RECORD EXTRACTS:
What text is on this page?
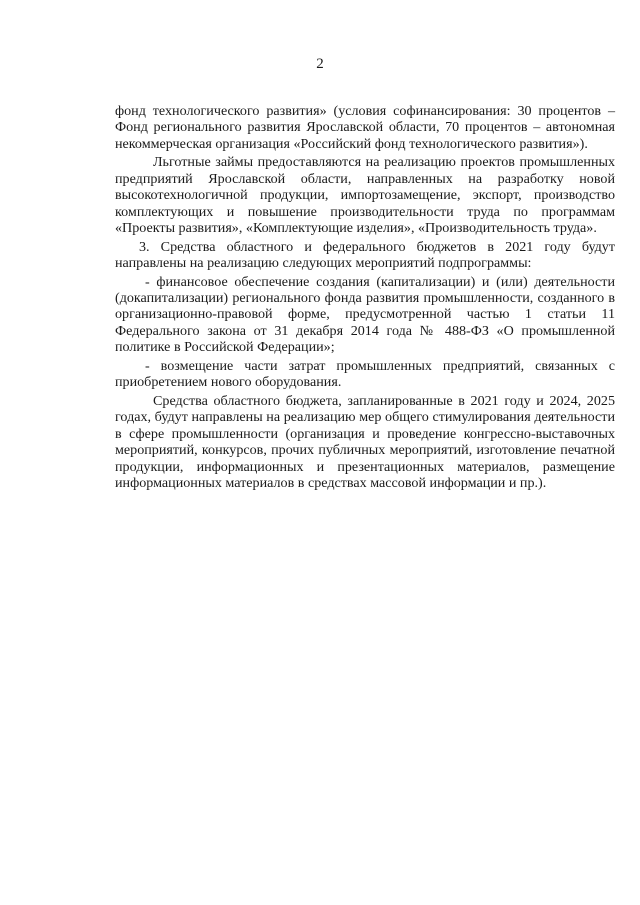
2

фонд технологического развития» (условия софинансирования: 30 процентов – Фонд регионального развития Ярославской области, 70 процентов – автономная некоммерческая организация «Российский фонд технологического развития»).

Льготные займы предоставляются на реализацию проектов промышленных предприятий Ярославской области, направленных на разработку новой высокотехнологичной продукции, импортозамещение, экспорт, производство комплектующих и повышение производительности труда по программам «Проекты развития», «Комплектующие изделия», «Производительность труда».

3. Средства областного и федерального бюджетов в 2021 году будут направлены на реализацию следующих мероприятий подпрограммы:

- финансовое обеспечение создания (капитализации) и (или) деятельности (докапитализации) регионального фонда развития промышленности, созданного в организационно-правовой форме, предусмотренной частью 1 статьи 11 Федерального закона от 31 декабря 2014 года № 488-ФЗ «О промышленной политике в Российской Федерации»;

- возмещение части затрат промышленных предприятий, связанных с приобретением нового оборудования.

Средства областного бюджета, запланированные в 2021 году и 2024, 2025 годах, будут направлены на реализацию мер общего стимулирования деятельности в сфере промышленности (организация и проведение конгрессно-выставочных мероприятий, конкурсов, прочих публичных мероприятий, изготовление печатной продукции, информационных и презентационных материалов, размещение информационных материалов в средствах массовой информации и пр.).
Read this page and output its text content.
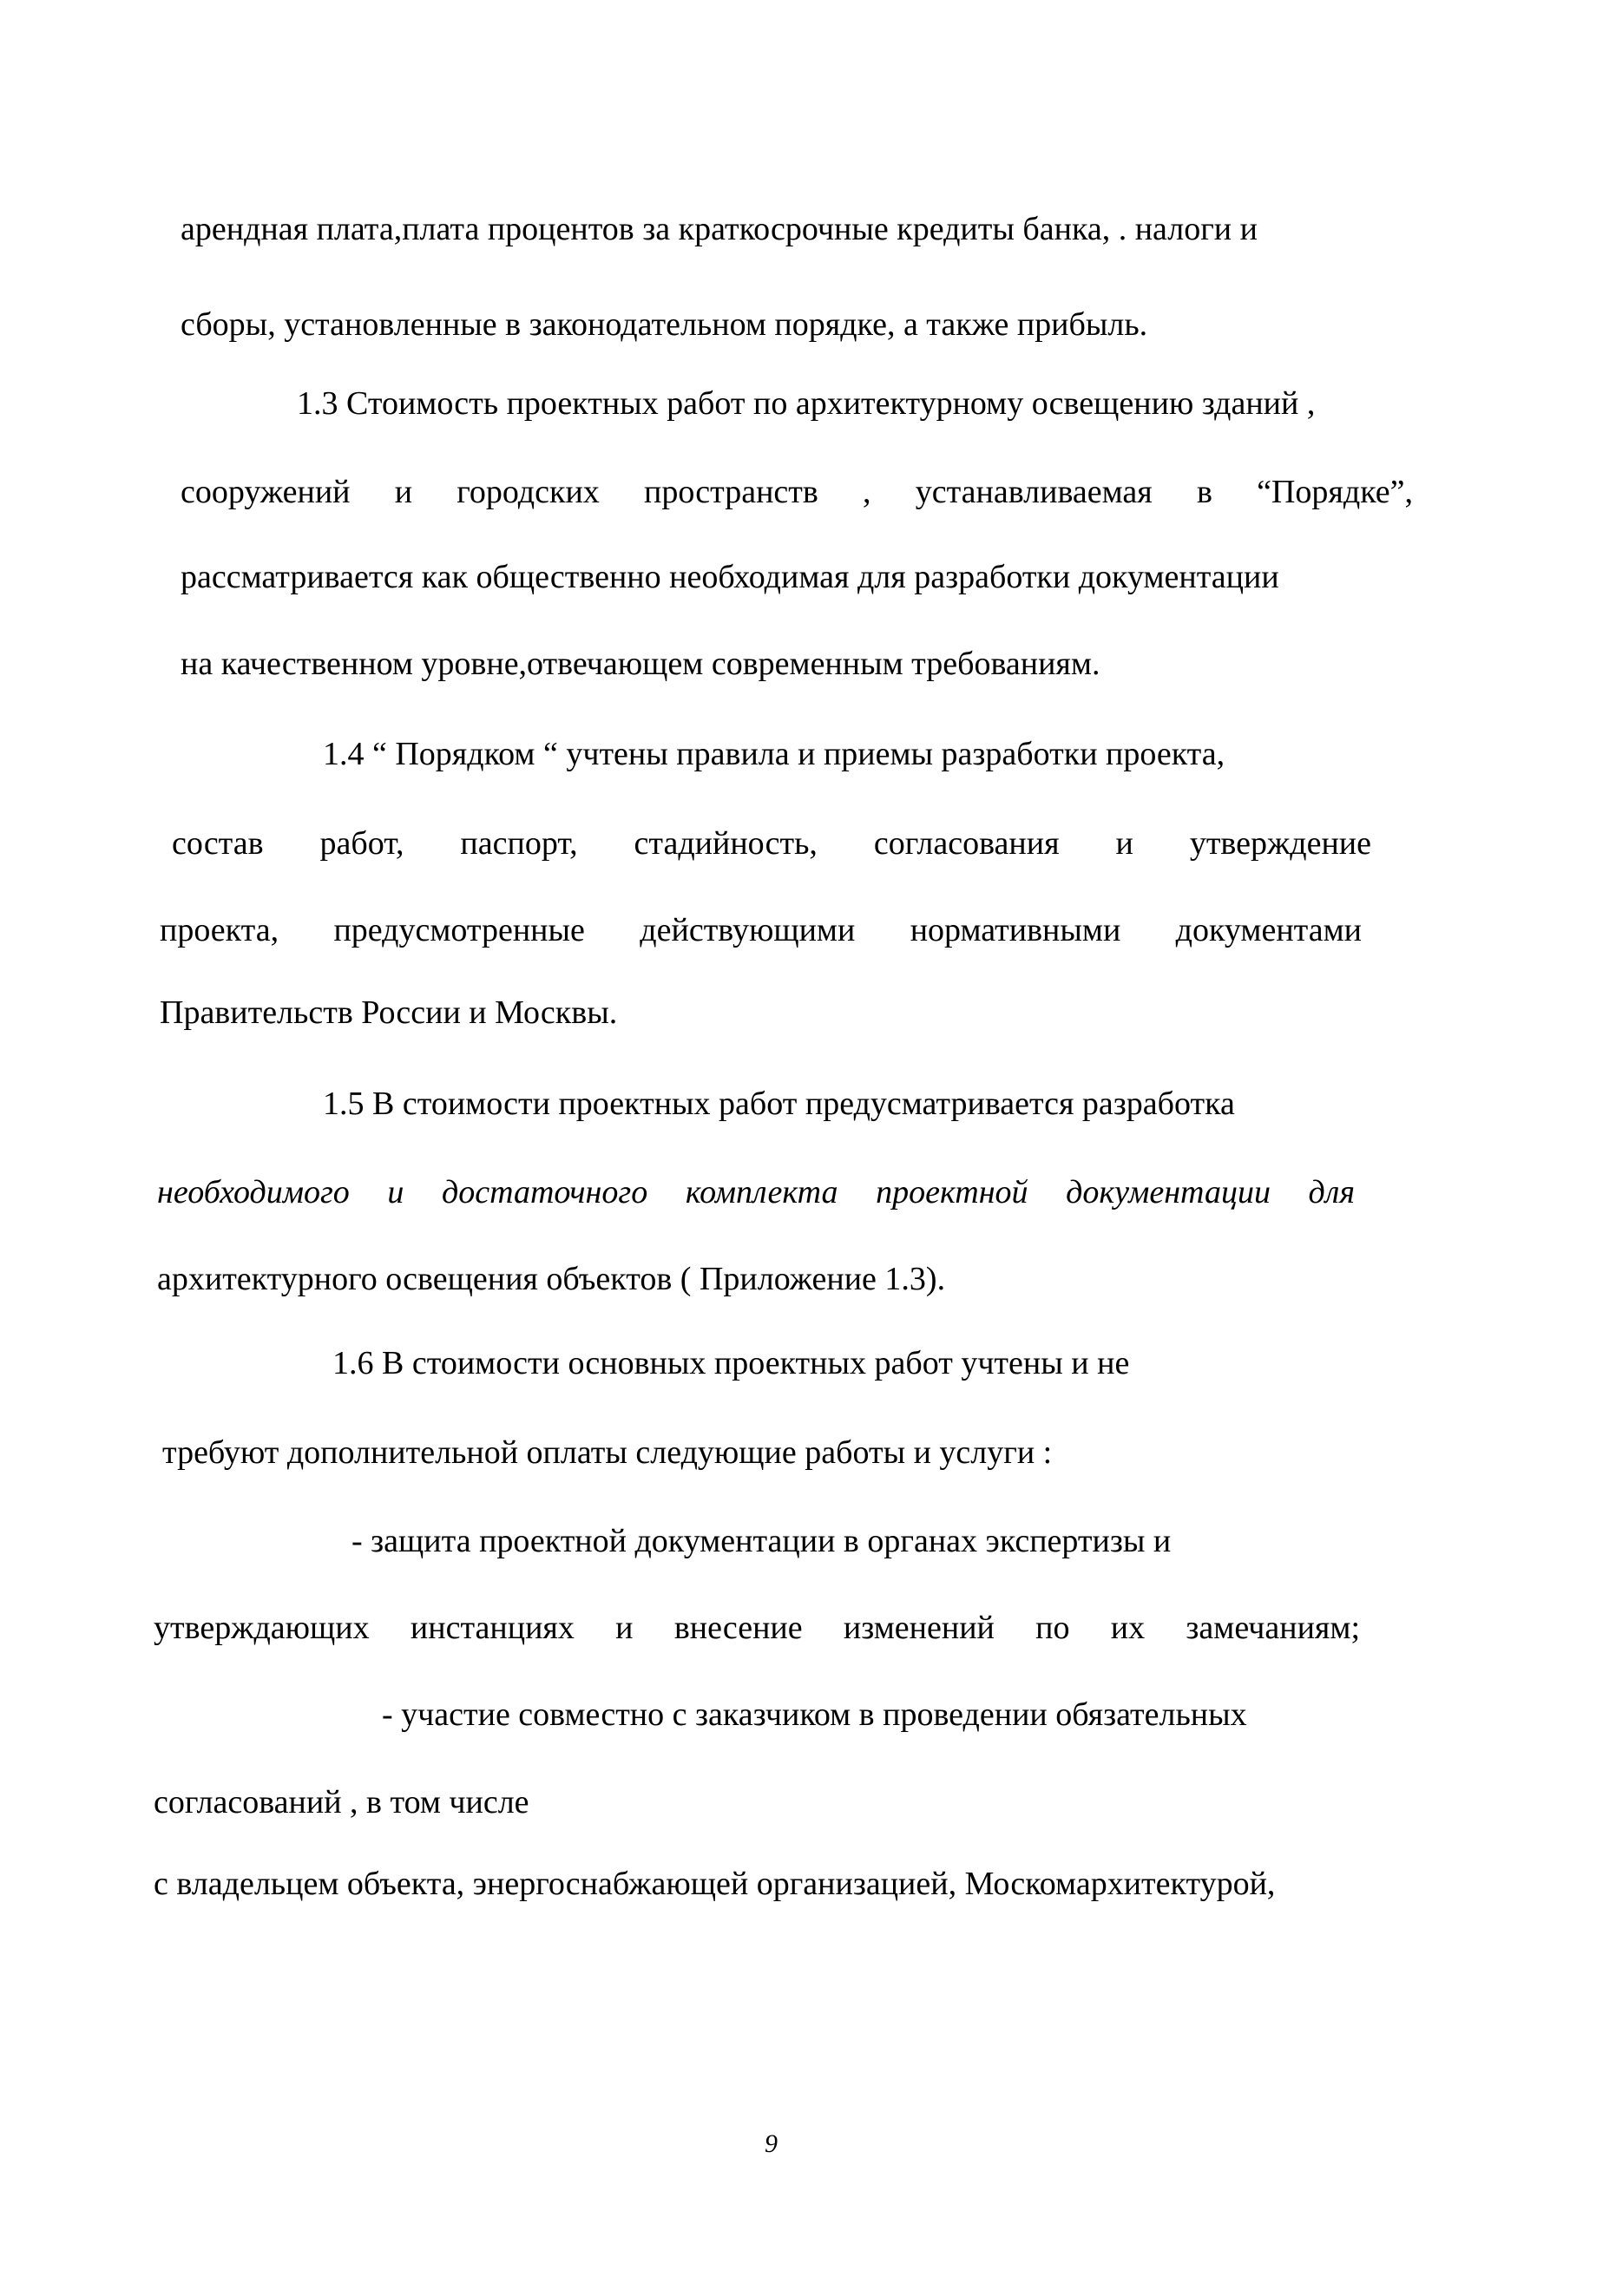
арендная плата,плата процентов за краткосрочные кредиты банка, . налоги и
сборы, установленные в законодательном порядке, а также прибыль.
1.3 Стоимость проектных работ по архитектурному освещению зданий ,
сооружений и городских пространств , устанавливаемая в “Порядке”,
рассматривается как общественно необходимая для разработки документации
на качественном уровне,отвечающем современным требованиям.
1.4 “ Порядком “ учтены правила и приемы разработки проекта,
состав работ, паспорт, стадийность, согласования и утверждение
проекта, предусмотренные действующими нормативными документами
Правительств России и Москвы.
1.5 В стоимости проектных работ предусматривается разработка
необходимого и достаточного комплекта проектной документации для
архитектурного освещения объектов ( Приложение 1.3).
1.6 В стоимости основных проектных работ учтены и не
требуют дополнительной оплаты следующие работы и услуги :
- защита проектной документации в органах экспертизы и
утверждающих инстанциях и внесение изменений по их замечаниям;
- участие совместно с заказчиком в проведении обязательных
согласований , в том числе
с владельцем объекта, энергоснабжающей организацией, Москомархитектурой,
9
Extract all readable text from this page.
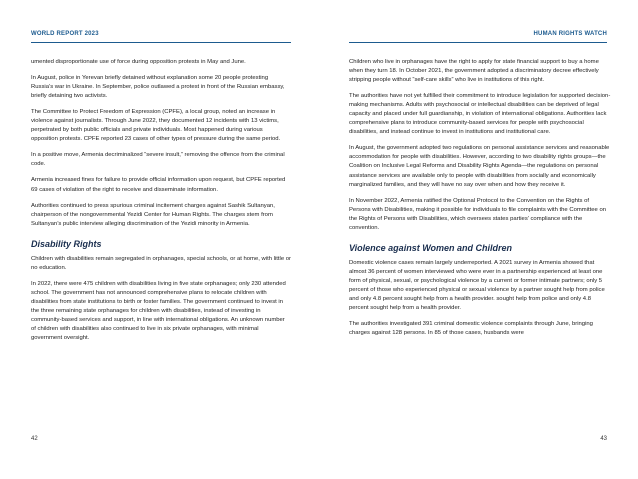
WORLD REPORT 2023

umented disproportionate use of force during opposition protests in May and June.

In August, police in Yerevan briefly detained without explanation some 20 people protesting Russia’s war in Ukraine. In September, police outlawed a protest in front of the Russian embassy, briefly detaining two activists.

The Committee to Protect Freedom of Expression (CPFE), a local group, noted an increase in violence against journalists. Through June 2022, they documented 12 incidents with 13 victims, perpetrated by both public officials and private individuals. Most happened during various opposition protests. CPFE reported 23 cases of other types of pressure during the same period.

In a positive move, Armenia decriminalized “severe insult,” removing the offence from the criminal code.

Armenia increased fines for failure to provide official information upon request, but CPFE reported 69 cases of violation of the right to receive and disseminate information.

Authorities continued to press spurious criminal incitement charges against Sashik Sultanyan, chairperson of the nongovernmental Yezidi Center for Human Rights. The charges stem from Sultanyan’s public interview alleging discrimination of the Yezidi minority in Armenia.

Disability Rights

Children with disabilities remain segregated in orphanages, special schools, or at home, with little or no education.

In 2022, there were 475 children with disabilities living in five state orphanages; only 230 attended school. The government has not announced comprehensive plans to relocate children with disabilities from state institutions to birth or foster families. The government continued to invest in the three remaining state orphanages for children with disabilities, instead of investing in community-based services and support, in line with international obligations. An unknown number of children with disabilities also continued to live in six private orphanages, with minimal government oversight.

42
HUMAN RIGHTS WATCH

Children who live in orphanages have the right to apply for state financial support to buy a home when they turn 18. In October 2021, the government adopted a discriminatory decree effectively stripping people without “self-care skills” who live in institutions of this right.

The authorities have not yet fulfilled their commitment to introduce legislation for supported decision-making mechanisms. Adults with psychosocial or intellectual disabilities can be deprived of legal capacity and placed under full guardianship, in violation of international obligations. Authorities lack comprehensive plans to introduce community-based services for people with psychosocial disabilities, and instead continue to invest in institutions and institutional care.

In August, the government adopted two regulations on personal assistance services and reasonable accommodation for people with disabilities. However, according to two disability rights groups—the Coalition on Inclusive Legal Reforms and Disability Rights Agenda—the regulations on personal assistance services are available only to people with disabilities from socially and economically marginalized families, and they will have no say over when and how they receive it.

In November 2022, Armenia ratified the Optional Protocol to the Convention on the Rights of Persons with Disabilities, making it possible for individuals to file complaints with the Committee on the Rights of Persons with Disabilities, which oversees states parties’ compliance with the convention.

Violence against Women and Children

Domestic violence cases remain largely underreported. A 2021 survey in Armenia showed that almost 36 percent of women interviewed who were ever in a partnership experienced at least one form of physical, sexual, or psychological violence by a current or former intimate partners; only 5 percent of those who experienced physical or sexual violence by a partner sought help from police and only 4.8 percent sought help from a health provider. sought help from police and only 4.8 percent sought help from a health provider.

The authorities investigated 391 criminal domestic violence complaints through June, bringing charges against 128 persons. In 85 of those cases, husbands were

43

GIVEN EXERCISE:
Return every line of the records exactly as given, pictures excluded.

OUTPUT FOR THIS EXERCISE:
What text is on this page?
2

фонд технологического развития» (условия софинансирования: 30 процентов – Фонд регионального развития Ярославской области, 70 процентов – автономная некоммерческая организация «Российский фонд технологического развития»).

Льготные займы предоставляются на реализацию проектов промышленных предприятий Ярославской области, направленных на разработку новой высокотехнологичной продукции, импортозамещение, экспорт, производство комплектующих и повышение производительности труда по программам «Проекты развития», «Комплектующие изделия», «Производительность труда».

3. Средства областного и федерального бюджетов в 2021 году будут направлены на реализацию следующих мероприятий подпрограммы:

- финансовое обеспечение создания (капитализации) и (или) деятельности (докапитализации) регионального фонда развития промышленности, созданного в организационно-правовой форме, предусмотренной частью 1 статьи 11 Федерального закона от 31 декабря 2014 года № 488-ФЗ «О промышленной политике в Российской Федерации»;

- возмещение части затрат промышленных предприятий, связанных с приобретением нового оборудования.

Средства областного бюджета, запланированные в 2021 году и 2024, 2025 годах, будут направлены на реализацию мер общего стимулирования деятельности в сфере промышленности (организация и проведение конгрессно-выставочных мероприятий, конкурсов, прочих публичных мероприятий, изготовление печатной продукции, информационных и презентационных материалов, размещение информационных материалов в средствах массовой информации и пр.).
Read this page and output its text content.
арендная плата,плата процентов за краткосрочные кредиты банка, . налоги и
сборы, установленные в законодательном порядке, а также прибыль.
1.3 Стоимость проектных работ по архитектурному освещению зданий ,
сооружений и городских пространств , устанавливаемая в “Порядке”,
рассматривается как общественно необходимая для разработки документации
на качественном уровне,отвечающем современным требованиям.
1.4 “ Порядком “ учтены правила и приемы разработки проекта,
состав работ, паспорт, стадийность, согласования и утверждение
проекта, предусмотренные действующими нормативными документами
Правительств России и Москвы.
1.5 В стоимости проектных работ предусматривается разработка
необходимого и достаточного комплекта проектной документации для
архитектурного освещения объектов ( Приложение 1.3).
1.6 В стоимости основных проектных работ учтены и не
требуют дополнительной оплаты следующие работы и услуги :
- защита проектной документации в органах экспертизы и
утверждающих инстанциях и внесение изменений по их замечаниям;
- участие совместно с заказчиком в проведении обязательных
согласований , в том числе
с владельцем объекта, энергоснабжающей организацией, Москомархитектурой,
9
Extract all readable text from this page.
WORLD REPORT 2023

umented disproportionate use of force during opposition protests in May and June.

In August, police in Yerevan briefly detained without explanation some 20 people protesting Russia’s war in Ukraine. In September, police outlawed a protest in front of the Russian embassy, briefly detaining two activists.

The Committee to Protect Freedom of Expression (CPFE), a local group, noted an increase in violence against journalists. Through June 2022, they documented 12 incidents with 13 victims, perpetrated by both public officials and private individuals. Most happened during various opposition protests. CPFE reported 23 cases of other types of pressure during the same period.

In a positive move, Armenia decriminalized “severe insult,” removing the offence from the criminal code.

Armenia increased fines for failure to provide official information upon request, but CPFE reported 69 cases of violation of the right to receive and disseminate information.

Authorities continued to press spurious criminal incitement charges against Sashik Sultanyan, chairperson of the nongovernmental Yezidi Center for Human Rights. The charges stem from Sultanyan’s public interview alleging discrimination of the Yezidi minority in Armenia.

Disability Rights

Children with disabilities remain segregated in orphanages, special schools, or at home, with little or no education.

In 2022, there were 475 children with disabilities living in five state orphanages; only 230 attended school. The government has not announced comprehensive plans to relocate children with disabilities from state institutions to birth or foster families. The government continued to invest in the three remaining state orphanages for children with disabilities, instead of investing in community-based services and support, in line with international obligations. An unknown number of children with disabilities also continued to live in six private orphanages, with minimal government oversight.

42
HUMAN RIGHTS WATCH

Children who live in orphanages have the right to apply for state financial support to buy a home when they turn 18. In October 2021, the government adopted a discriminatory decree effectively stripping people without “self-care skills” who live in institutions of this right.

The authorities have not yet fulfilled their commitment to introduce legislation for supported decision-making mechanisms. Adults with psychosocial or intellectual disabilities can be deprived of legal capacity and placed under full guardianship, in violation of international obligations. Authorities lack comprehensive plans to introduce community-based services for people with psychosocial disabilities, and instead continue to invest in institutions and institutional care.

In August, the government adopted two regulations on personal assistance services and reasonable accommodation for people with disabilities. However, according to two disability rights groups—the Coalition on Inclusive Legal Reforms and Disability Rights Agenda—the regulations on personal assistance services are available only to people with disabilities from socially and economically marginalized families, and they will have no say over when and how they receive it.

In November 2022, Armenia ratified the Optional Protocol to the Convention on the Rights of Persons with Disabilities, making it possible for individuals to file complaints with the Committee on the Rights of Persons with Disabilities, which oversees states parties’ compliance with the convention.

Violence against Women and Children

Domestic violence cases remain largely underreported. A 2021 survey in Armenia showed that almost 36 percent of women interviewed who were ever in a partnership experienced at least one form of physical, sexual, or psychological violence by a current or former intimate partners; only 5 percent of those who experienced physical or sexual violence by a partner sought help from police and only 4.8 percent sought help from a health provider. sought help from police and only 4.8 percent sought help from a health provider.

The authorities investigated 391 criminal domestic violence complaints through June, bringing charges against 128 persons. In 85 of those cases, husbands were

43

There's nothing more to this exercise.